··· Records for the task

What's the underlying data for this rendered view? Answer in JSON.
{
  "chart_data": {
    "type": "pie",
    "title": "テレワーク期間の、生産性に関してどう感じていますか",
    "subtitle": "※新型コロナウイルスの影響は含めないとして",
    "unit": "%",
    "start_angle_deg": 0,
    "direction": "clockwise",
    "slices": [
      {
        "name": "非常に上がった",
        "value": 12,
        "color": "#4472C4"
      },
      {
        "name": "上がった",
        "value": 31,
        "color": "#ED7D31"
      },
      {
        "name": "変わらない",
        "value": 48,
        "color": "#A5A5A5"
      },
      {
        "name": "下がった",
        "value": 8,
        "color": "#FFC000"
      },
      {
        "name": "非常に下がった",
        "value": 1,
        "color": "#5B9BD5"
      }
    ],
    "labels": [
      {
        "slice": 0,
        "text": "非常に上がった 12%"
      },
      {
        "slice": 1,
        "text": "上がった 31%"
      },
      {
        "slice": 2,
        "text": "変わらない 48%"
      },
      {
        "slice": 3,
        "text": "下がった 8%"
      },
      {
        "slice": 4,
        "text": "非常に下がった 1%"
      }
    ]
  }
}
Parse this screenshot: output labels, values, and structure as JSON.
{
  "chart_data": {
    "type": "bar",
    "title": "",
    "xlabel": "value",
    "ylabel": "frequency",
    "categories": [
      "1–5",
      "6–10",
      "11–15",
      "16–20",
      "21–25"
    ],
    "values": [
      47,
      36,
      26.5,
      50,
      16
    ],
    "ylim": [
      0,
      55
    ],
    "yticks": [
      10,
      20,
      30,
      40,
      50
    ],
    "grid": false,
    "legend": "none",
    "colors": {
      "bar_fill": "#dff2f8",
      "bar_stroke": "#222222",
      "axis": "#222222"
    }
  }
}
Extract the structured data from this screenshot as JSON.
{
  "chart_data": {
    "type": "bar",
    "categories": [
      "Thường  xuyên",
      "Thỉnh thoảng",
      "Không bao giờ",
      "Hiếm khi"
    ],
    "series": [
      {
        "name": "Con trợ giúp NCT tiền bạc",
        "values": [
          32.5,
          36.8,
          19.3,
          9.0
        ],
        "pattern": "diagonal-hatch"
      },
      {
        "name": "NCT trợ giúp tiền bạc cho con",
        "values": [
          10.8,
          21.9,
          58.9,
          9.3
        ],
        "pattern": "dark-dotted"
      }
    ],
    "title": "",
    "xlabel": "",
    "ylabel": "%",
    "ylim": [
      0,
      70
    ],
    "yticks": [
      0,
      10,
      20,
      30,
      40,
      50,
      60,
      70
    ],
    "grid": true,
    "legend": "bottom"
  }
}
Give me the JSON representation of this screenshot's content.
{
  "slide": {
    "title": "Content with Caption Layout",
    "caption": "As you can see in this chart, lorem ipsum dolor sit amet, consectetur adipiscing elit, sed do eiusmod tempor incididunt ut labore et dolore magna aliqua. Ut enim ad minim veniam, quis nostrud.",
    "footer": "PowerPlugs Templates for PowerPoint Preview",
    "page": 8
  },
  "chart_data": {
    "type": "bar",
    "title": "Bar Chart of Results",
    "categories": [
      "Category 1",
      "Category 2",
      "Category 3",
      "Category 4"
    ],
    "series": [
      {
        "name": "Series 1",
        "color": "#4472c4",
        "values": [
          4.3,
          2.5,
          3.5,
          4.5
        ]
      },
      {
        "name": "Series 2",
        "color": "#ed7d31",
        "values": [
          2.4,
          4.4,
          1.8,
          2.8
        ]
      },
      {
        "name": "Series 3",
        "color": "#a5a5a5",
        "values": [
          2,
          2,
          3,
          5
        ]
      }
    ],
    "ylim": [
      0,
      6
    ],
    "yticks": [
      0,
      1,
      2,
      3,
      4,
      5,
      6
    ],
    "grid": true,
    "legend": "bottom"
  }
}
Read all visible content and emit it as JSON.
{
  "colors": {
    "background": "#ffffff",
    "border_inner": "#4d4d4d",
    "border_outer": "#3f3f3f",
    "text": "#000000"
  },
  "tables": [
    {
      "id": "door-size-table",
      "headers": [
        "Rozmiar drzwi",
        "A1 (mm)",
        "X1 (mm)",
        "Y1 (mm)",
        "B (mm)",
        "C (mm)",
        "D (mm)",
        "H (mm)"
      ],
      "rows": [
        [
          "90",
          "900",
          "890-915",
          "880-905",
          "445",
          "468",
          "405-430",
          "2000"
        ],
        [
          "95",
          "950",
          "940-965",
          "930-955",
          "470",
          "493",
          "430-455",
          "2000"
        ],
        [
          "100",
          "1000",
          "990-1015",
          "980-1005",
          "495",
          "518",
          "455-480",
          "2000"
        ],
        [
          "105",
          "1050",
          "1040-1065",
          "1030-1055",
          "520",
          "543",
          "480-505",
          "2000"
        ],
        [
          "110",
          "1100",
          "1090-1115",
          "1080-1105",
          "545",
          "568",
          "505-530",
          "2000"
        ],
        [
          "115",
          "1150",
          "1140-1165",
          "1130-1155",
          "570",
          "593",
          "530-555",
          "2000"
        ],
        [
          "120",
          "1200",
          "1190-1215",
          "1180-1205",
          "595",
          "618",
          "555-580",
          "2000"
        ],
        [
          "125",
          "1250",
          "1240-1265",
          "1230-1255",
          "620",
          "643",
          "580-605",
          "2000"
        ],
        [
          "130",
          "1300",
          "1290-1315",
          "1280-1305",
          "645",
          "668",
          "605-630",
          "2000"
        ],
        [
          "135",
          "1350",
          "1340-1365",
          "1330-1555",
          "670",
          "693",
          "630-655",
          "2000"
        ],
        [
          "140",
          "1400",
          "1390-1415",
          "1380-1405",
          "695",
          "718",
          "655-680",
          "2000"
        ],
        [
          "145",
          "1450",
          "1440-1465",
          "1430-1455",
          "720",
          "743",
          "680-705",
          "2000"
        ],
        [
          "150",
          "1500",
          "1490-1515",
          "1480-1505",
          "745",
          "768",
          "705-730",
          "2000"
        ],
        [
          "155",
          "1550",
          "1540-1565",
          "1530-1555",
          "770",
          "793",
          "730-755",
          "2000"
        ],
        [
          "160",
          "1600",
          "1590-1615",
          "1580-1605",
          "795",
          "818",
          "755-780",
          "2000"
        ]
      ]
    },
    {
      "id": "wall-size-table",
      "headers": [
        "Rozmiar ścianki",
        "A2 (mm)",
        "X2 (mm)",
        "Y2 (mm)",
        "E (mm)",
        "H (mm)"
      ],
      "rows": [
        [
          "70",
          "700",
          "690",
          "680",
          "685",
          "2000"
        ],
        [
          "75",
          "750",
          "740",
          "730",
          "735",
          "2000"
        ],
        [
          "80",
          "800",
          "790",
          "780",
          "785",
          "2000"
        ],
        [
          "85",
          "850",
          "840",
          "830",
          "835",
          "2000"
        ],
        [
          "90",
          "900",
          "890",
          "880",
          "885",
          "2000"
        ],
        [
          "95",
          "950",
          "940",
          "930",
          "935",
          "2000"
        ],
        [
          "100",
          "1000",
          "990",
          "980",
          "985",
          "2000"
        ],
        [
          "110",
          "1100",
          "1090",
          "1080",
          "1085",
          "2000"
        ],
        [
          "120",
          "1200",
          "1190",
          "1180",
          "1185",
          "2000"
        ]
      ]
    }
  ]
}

······

Work required: From the entries above, select each line containing the string "labels".

The answer:
    "labels": [
Parse this screenshot: output labels, values, and structure as JSON.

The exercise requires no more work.